# [Items from a figure collection]

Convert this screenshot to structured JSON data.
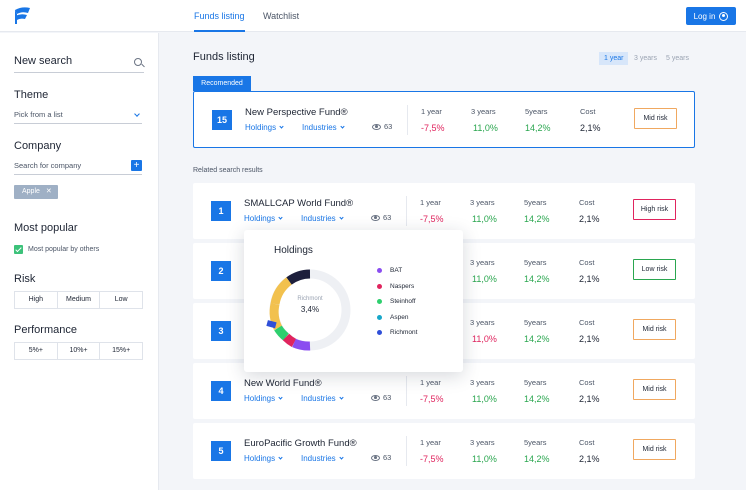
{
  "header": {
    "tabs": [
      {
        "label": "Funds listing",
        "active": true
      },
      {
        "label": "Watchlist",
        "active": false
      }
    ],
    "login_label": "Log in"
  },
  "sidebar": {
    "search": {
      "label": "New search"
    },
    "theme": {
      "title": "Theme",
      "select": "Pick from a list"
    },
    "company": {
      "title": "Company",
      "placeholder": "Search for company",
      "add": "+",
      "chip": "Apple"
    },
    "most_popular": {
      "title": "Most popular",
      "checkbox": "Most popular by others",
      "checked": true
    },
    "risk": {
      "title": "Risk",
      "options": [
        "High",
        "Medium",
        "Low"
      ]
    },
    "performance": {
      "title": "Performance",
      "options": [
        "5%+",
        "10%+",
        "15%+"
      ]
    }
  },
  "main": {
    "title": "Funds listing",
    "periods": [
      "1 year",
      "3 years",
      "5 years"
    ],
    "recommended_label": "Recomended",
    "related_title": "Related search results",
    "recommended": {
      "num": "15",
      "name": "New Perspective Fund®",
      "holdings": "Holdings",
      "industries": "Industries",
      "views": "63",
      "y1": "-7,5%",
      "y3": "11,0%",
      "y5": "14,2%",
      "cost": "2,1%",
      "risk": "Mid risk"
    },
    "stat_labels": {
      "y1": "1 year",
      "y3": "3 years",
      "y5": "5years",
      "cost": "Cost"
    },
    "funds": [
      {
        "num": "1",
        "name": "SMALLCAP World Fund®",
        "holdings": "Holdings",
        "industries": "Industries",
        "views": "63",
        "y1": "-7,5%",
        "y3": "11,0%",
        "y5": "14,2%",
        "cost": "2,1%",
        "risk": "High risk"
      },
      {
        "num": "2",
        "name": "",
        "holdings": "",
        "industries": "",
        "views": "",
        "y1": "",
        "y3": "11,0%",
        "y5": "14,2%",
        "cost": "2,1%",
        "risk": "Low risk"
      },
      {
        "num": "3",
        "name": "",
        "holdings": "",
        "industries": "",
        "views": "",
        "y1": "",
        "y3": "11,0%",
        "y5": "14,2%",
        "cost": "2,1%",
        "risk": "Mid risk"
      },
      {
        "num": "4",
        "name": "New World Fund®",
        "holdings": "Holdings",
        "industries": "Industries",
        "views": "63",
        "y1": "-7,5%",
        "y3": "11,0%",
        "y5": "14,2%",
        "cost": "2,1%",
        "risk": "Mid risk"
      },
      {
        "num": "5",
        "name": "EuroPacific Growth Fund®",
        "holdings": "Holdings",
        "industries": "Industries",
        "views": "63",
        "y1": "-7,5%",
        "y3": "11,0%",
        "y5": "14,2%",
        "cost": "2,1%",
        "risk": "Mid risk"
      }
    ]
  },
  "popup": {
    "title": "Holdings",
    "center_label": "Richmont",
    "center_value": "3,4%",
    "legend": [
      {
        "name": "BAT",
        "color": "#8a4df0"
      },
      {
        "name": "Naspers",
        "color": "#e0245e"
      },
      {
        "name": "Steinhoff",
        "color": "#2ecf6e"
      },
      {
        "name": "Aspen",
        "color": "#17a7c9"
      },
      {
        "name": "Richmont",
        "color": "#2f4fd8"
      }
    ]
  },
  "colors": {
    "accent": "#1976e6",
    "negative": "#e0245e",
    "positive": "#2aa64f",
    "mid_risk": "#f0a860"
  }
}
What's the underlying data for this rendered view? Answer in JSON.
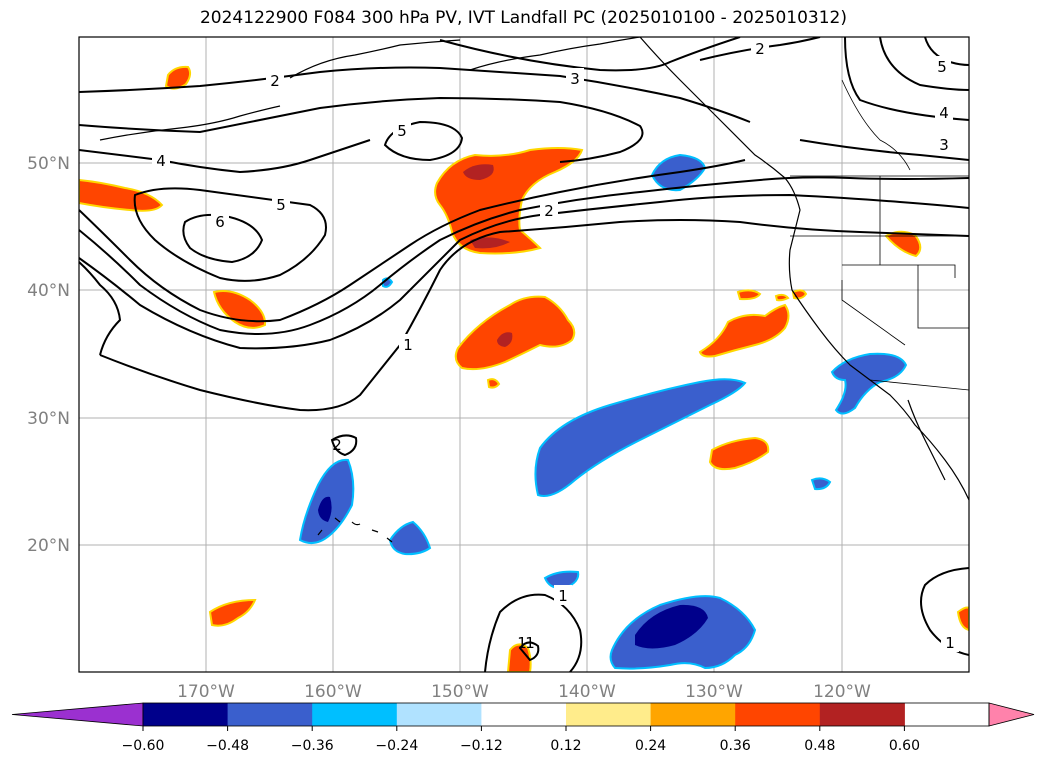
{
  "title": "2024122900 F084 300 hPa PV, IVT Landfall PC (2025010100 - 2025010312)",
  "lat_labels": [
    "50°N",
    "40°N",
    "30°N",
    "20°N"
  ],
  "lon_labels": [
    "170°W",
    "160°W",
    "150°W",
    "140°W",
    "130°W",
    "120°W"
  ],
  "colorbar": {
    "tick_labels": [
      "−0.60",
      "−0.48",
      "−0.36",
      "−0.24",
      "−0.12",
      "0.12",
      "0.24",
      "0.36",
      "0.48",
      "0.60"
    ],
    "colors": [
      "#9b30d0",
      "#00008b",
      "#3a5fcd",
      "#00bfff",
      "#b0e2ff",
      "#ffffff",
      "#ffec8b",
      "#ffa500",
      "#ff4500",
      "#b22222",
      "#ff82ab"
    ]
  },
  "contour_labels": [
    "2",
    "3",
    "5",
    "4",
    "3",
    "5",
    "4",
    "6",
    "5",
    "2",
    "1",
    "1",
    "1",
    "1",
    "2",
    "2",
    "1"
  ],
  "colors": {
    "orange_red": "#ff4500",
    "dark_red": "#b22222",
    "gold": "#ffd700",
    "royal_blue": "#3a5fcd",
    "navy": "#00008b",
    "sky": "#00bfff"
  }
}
...
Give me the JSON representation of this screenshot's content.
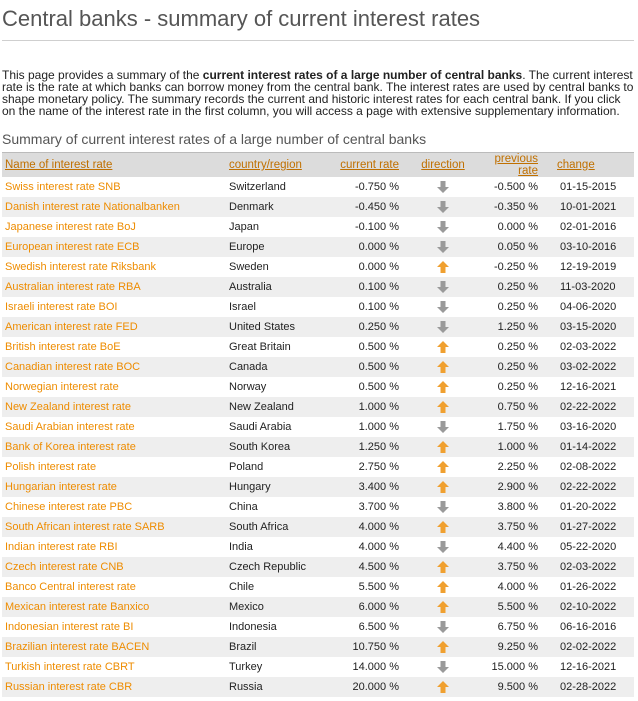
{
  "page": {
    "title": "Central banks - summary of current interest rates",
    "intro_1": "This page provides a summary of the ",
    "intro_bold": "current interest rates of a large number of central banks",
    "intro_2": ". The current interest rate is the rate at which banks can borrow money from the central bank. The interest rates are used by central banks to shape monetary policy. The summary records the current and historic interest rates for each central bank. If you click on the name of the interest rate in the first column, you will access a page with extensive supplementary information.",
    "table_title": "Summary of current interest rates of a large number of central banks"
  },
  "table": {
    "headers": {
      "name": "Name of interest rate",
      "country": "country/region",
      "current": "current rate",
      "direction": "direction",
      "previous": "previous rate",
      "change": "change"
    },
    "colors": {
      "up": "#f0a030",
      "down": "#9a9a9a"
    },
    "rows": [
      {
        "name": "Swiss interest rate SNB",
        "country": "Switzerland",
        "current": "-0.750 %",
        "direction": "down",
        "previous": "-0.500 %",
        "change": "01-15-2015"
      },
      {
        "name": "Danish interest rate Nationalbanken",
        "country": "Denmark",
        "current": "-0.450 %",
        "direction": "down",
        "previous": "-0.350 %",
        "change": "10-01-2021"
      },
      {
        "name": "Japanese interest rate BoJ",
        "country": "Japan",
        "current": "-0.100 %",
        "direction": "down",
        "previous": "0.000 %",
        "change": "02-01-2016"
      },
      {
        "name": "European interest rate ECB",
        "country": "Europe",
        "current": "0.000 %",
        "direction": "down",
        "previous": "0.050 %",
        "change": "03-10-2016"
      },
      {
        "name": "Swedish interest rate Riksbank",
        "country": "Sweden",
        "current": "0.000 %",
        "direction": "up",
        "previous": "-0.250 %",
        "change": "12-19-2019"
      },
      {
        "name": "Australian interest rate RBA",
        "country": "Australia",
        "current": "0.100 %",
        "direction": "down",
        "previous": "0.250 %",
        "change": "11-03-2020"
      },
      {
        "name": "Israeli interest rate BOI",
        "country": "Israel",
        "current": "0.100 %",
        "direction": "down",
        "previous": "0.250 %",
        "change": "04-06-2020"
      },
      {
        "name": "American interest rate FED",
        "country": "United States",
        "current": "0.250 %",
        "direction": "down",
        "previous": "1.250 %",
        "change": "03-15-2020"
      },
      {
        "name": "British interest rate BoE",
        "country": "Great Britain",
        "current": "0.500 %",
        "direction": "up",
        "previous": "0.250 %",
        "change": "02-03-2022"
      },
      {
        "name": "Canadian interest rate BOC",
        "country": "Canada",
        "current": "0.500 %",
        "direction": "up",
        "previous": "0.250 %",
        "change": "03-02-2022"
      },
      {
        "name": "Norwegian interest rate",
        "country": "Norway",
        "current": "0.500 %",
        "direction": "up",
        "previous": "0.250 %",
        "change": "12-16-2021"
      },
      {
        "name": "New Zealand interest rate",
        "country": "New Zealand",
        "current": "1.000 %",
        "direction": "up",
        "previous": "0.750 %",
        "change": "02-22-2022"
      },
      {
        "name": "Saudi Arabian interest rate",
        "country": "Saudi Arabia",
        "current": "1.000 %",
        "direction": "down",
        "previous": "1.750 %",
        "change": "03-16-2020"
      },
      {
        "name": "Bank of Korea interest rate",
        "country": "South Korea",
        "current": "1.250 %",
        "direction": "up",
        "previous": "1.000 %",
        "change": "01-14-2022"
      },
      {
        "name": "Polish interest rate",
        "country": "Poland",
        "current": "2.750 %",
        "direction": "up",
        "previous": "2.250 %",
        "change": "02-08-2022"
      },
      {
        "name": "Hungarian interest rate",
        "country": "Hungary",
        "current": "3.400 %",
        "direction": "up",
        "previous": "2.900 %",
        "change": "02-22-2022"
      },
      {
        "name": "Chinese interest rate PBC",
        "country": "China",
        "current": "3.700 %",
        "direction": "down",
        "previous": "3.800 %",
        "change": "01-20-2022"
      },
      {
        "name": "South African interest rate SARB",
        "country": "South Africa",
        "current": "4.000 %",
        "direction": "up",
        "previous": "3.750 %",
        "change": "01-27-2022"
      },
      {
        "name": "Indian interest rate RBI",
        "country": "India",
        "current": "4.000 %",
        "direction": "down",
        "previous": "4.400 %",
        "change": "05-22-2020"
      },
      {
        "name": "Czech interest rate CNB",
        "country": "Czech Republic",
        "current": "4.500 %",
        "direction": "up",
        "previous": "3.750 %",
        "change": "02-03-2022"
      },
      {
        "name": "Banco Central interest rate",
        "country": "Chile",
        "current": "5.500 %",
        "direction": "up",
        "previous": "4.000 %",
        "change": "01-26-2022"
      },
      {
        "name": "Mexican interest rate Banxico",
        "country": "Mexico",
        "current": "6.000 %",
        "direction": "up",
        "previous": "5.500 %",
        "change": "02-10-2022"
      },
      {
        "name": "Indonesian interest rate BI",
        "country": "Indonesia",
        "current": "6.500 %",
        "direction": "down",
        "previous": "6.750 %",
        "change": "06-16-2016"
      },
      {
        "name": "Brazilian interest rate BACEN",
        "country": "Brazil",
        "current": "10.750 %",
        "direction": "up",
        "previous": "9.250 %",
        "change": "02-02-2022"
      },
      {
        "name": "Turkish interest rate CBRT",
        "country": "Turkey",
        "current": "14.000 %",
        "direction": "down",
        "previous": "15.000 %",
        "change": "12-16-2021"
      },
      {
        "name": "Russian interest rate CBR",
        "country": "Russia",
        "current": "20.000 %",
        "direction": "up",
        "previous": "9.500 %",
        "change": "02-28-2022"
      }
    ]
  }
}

# [AIM]
Check each line of these records for the string "data" and state only how many lines have it.

# [THE RESULT]
2